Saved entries
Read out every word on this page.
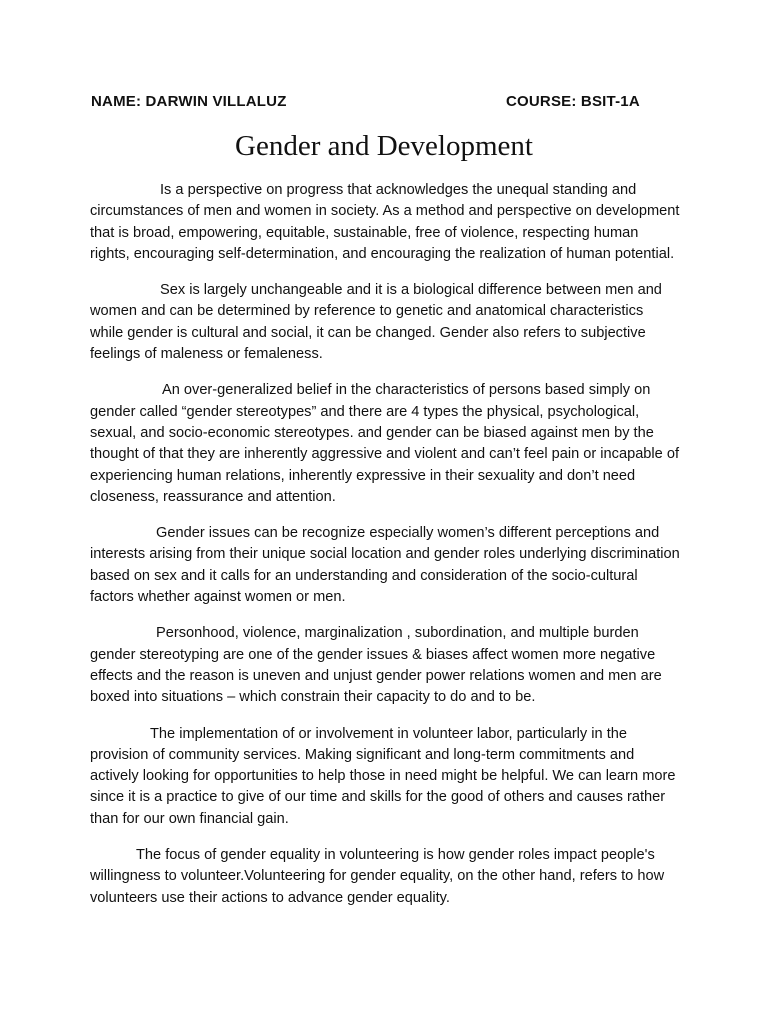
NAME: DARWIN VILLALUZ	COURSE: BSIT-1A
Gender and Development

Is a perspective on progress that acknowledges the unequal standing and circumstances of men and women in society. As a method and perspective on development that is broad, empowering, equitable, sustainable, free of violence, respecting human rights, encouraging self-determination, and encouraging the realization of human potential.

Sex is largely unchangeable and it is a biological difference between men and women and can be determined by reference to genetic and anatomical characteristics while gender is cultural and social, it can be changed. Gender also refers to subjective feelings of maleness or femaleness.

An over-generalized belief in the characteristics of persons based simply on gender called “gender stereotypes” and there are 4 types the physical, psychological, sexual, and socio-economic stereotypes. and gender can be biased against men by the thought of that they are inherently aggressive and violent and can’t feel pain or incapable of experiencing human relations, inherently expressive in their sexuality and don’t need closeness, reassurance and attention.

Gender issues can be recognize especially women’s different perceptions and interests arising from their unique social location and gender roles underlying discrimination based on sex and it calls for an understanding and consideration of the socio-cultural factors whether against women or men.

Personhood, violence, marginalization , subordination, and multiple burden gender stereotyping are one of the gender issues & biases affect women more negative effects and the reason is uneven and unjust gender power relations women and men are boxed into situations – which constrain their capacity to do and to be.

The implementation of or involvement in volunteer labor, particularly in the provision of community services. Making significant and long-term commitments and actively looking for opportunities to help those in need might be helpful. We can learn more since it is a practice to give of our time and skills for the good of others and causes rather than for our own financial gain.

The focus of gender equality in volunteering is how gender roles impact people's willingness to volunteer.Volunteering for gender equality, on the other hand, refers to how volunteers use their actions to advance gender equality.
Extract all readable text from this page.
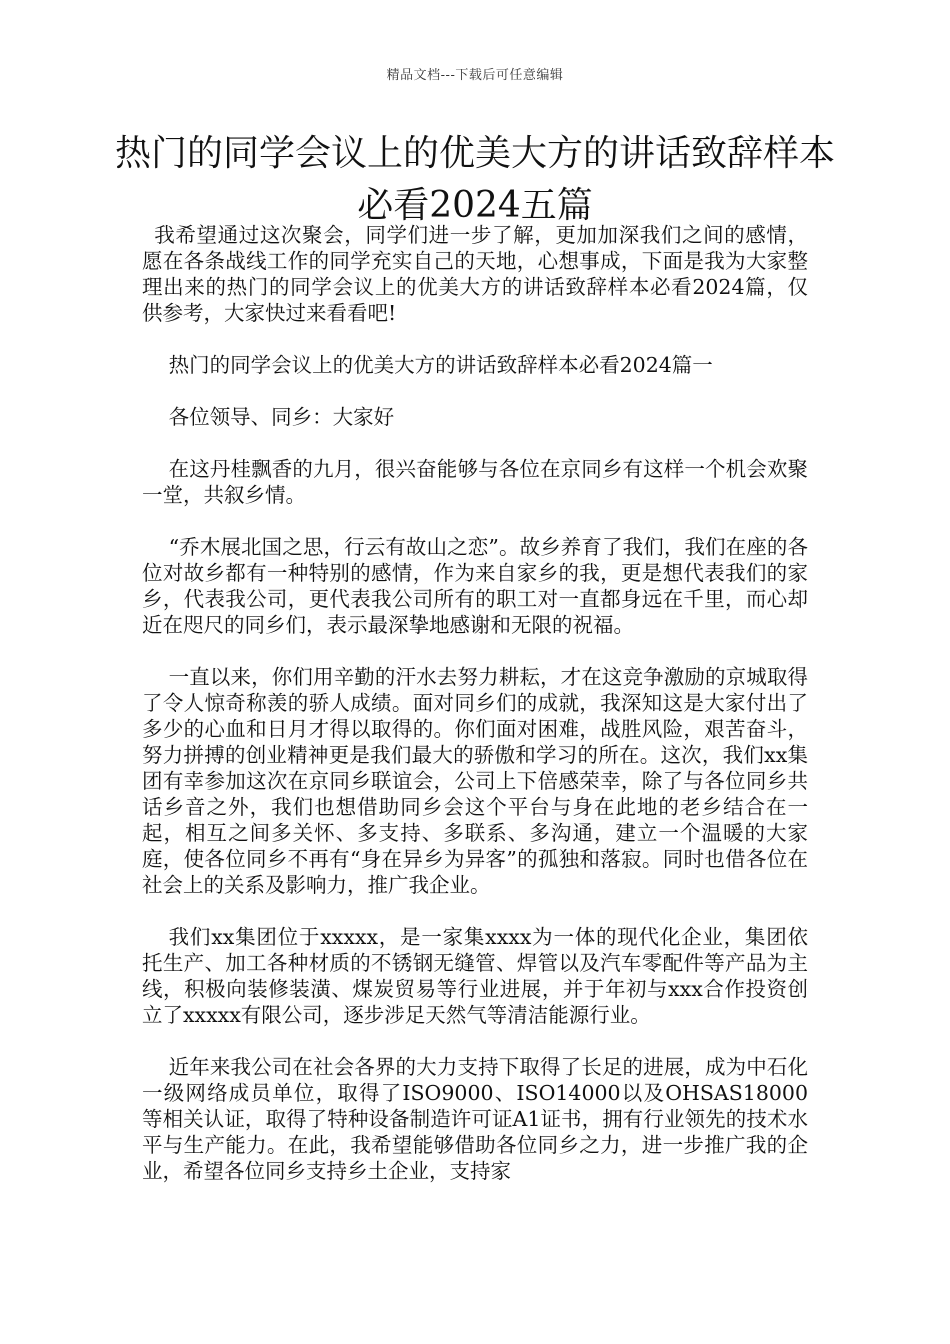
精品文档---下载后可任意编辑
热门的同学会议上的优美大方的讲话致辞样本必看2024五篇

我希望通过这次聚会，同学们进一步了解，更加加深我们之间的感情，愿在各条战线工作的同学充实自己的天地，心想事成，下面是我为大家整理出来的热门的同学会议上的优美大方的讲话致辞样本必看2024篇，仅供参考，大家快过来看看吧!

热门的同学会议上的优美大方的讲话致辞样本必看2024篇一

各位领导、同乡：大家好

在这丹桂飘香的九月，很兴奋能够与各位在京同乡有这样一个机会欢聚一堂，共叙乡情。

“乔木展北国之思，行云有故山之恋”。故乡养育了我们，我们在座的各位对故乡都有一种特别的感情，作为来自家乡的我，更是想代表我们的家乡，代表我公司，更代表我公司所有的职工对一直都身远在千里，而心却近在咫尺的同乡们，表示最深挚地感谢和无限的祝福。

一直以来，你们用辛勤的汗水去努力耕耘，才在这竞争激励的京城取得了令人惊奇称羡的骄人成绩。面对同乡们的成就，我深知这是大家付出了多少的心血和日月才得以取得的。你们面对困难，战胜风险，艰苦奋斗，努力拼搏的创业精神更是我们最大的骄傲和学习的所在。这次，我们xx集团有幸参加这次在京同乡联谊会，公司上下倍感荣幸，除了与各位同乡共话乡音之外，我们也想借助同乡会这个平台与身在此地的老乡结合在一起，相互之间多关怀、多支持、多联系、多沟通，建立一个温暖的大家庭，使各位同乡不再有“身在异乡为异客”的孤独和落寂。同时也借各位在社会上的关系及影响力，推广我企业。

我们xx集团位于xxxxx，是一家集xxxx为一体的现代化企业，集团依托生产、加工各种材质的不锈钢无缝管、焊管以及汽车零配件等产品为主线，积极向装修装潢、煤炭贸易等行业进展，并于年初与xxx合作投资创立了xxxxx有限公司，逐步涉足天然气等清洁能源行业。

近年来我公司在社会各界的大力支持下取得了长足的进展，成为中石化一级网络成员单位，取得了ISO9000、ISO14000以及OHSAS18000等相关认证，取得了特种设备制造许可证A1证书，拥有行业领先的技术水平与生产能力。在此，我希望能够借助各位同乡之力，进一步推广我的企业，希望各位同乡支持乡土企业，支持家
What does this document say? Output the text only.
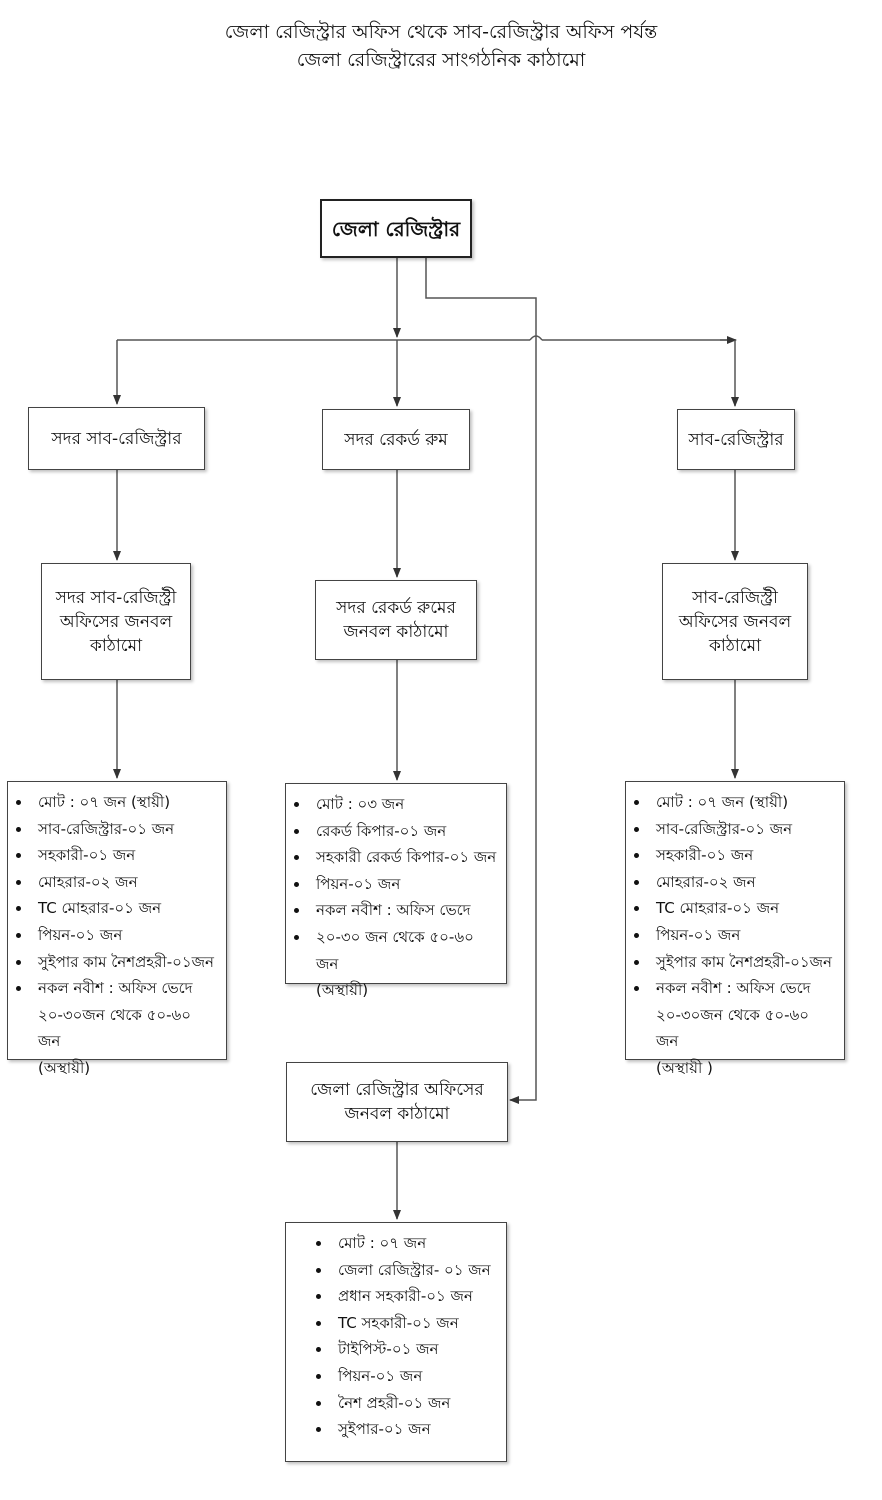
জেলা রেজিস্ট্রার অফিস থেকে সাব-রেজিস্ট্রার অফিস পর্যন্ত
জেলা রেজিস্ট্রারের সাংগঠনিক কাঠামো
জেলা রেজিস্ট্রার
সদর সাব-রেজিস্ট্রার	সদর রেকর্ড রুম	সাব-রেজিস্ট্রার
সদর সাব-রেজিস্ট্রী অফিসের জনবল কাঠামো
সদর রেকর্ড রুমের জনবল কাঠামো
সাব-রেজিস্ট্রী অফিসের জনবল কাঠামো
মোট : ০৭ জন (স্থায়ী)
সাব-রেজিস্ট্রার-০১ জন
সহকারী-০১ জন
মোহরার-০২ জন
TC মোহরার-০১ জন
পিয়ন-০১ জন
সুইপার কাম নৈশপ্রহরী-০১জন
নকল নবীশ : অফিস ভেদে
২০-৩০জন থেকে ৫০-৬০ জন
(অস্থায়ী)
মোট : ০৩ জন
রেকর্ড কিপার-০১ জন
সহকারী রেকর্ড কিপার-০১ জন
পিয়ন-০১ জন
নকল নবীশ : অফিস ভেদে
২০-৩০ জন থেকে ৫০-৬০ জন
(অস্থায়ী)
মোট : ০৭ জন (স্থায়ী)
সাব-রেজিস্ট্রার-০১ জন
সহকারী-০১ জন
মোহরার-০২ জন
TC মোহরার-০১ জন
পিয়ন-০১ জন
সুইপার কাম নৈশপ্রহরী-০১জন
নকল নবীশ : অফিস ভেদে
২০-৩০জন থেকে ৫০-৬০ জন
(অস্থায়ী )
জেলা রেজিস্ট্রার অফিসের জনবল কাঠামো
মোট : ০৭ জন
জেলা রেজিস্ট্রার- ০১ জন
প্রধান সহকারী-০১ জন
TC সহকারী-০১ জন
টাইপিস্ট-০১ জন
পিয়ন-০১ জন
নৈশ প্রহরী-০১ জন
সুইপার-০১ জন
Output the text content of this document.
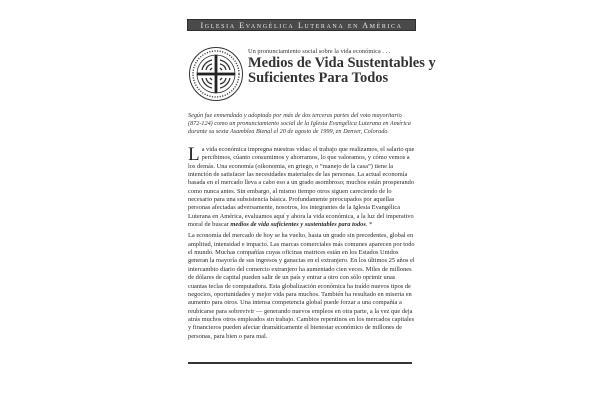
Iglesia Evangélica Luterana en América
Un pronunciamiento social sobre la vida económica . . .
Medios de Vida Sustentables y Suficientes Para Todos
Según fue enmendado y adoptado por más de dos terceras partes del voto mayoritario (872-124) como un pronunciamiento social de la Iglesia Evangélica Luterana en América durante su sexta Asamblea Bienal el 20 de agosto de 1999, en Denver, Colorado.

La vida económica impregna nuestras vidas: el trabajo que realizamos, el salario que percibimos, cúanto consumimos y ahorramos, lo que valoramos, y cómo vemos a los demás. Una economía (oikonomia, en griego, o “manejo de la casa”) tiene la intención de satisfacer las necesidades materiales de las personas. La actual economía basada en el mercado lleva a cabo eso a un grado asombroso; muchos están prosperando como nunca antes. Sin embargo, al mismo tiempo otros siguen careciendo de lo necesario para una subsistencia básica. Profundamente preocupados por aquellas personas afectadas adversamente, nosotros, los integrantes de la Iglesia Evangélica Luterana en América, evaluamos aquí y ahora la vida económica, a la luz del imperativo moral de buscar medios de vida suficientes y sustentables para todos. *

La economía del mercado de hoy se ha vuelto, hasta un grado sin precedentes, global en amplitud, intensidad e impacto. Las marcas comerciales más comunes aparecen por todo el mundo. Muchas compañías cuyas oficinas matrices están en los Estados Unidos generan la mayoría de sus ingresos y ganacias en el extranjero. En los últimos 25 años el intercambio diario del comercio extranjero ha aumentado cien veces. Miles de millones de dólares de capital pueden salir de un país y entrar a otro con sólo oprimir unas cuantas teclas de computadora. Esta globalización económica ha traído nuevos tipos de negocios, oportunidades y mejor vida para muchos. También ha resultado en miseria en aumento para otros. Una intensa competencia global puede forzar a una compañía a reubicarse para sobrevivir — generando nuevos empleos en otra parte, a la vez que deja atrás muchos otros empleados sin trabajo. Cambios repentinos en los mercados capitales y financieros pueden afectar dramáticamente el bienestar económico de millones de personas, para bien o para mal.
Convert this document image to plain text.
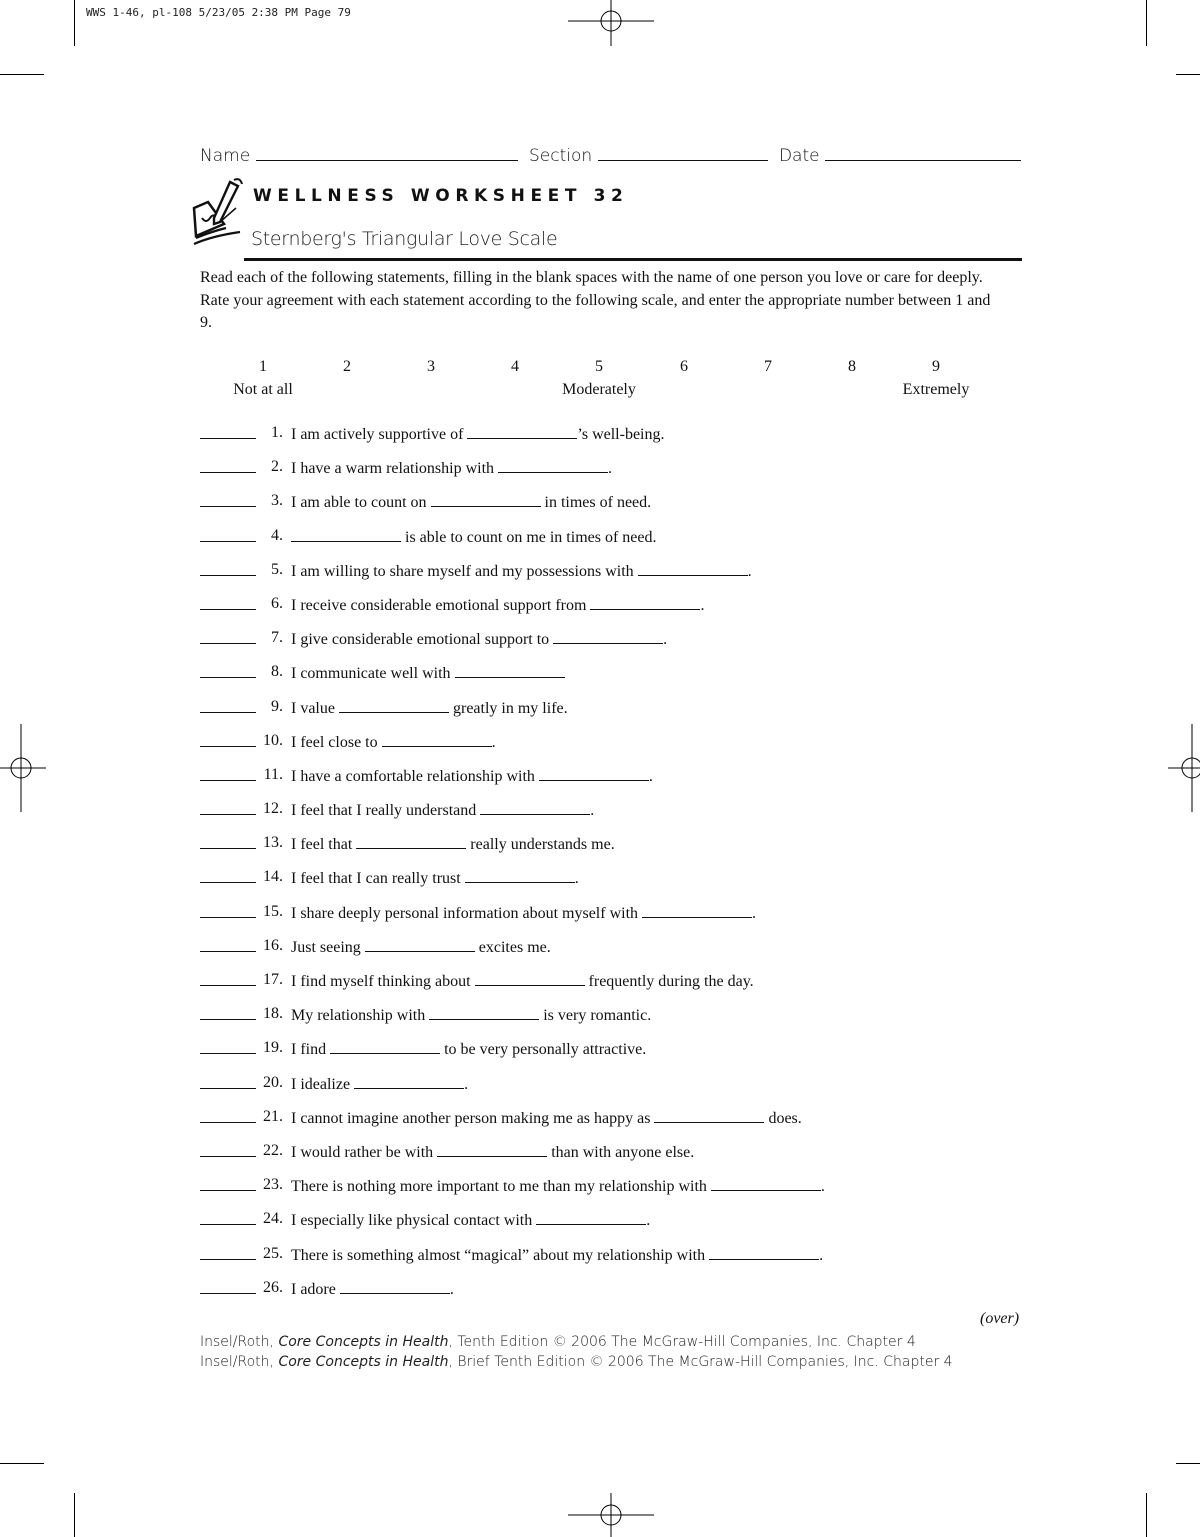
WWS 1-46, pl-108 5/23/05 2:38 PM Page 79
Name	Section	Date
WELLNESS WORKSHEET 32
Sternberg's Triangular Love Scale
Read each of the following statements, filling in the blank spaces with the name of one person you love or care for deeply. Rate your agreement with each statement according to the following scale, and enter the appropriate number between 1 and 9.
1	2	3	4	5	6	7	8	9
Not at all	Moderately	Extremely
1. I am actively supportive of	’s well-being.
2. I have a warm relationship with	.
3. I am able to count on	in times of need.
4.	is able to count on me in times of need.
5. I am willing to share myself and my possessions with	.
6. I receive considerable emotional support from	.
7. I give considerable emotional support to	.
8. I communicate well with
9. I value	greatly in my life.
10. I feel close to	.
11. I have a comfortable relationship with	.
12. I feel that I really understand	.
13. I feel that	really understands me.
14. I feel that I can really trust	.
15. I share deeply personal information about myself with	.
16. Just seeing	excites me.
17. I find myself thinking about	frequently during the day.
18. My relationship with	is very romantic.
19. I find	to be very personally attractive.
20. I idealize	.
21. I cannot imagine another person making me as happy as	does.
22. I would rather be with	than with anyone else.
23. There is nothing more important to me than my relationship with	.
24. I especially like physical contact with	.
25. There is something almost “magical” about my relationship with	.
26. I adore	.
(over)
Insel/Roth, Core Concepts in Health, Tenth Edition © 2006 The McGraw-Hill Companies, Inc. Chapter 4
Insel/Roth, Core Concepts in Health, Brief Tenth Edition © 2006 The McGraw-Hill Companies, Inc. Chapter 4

What you have to do — Copy every single line of the material above that holds "economía".

Exercise response —
La vida económica impregna nuestras vidas: el trabajo que realizamos, el salario que percibimos, cúanto consumimos y ahorramos, lo que valoramos, y cómo vemos a los demás. Una economía (oikonomia, en griego, o “manejo de la casa”) tiene la intención de satisfacer las necesidades materiales de las personas. La actual economía basada en el mercado lleva a cabo eso a un grado asombroso; muchos están prosperando como nunca antes. Sin embargo, al mismo tiempo otros siguen careciendo de lo necesario para una subsistencia básica. Profundamente preocupados por aquellas personas afectadas adversamente, nosotros, los integrantes de la Iglesia Evangélica Luterana en América, evaluamos aquí y ahora la vida económica, a la luz del imperativo moral de buscar medios de vida suficientes y sustentables para todos. *
La economía del mercado de hoy se ha vuelto, hasta un grado sin precedentes, global en amplitud, intensidad e impacto. Las marcas comerciales más comunes aparecen por todo el mundo. Muchas compañías cuyas oficinas matrices están en los Estados Unidos generan la mayoría de sus ingresos y ganacias en el extranjero. En los últimos 25 años el intercambio diario del comercio extranjero ha aumentado cien veces. Miles de millones de dólares de capital pueden salir de un país y entrar a otro con sólo oprimir unas cuantas teclas de computadora. Esta globalización económica ha traído nuevos tipos de negocios, oportunidades y mejor vida para muchos. También ha resultado en miseria en aumento para otros. Una intensa competencia global puede forzar a una compañía a reubicarse para sobrevivir — generando nuevos empleos en otra parte, a la vez que deja atrás muchos otros empleados sin trabajo. Cambios repentinos en los mercados capitales y financieros pueden afectar dramáticamente el bienestar económico de millones de personas, para bien o para mal.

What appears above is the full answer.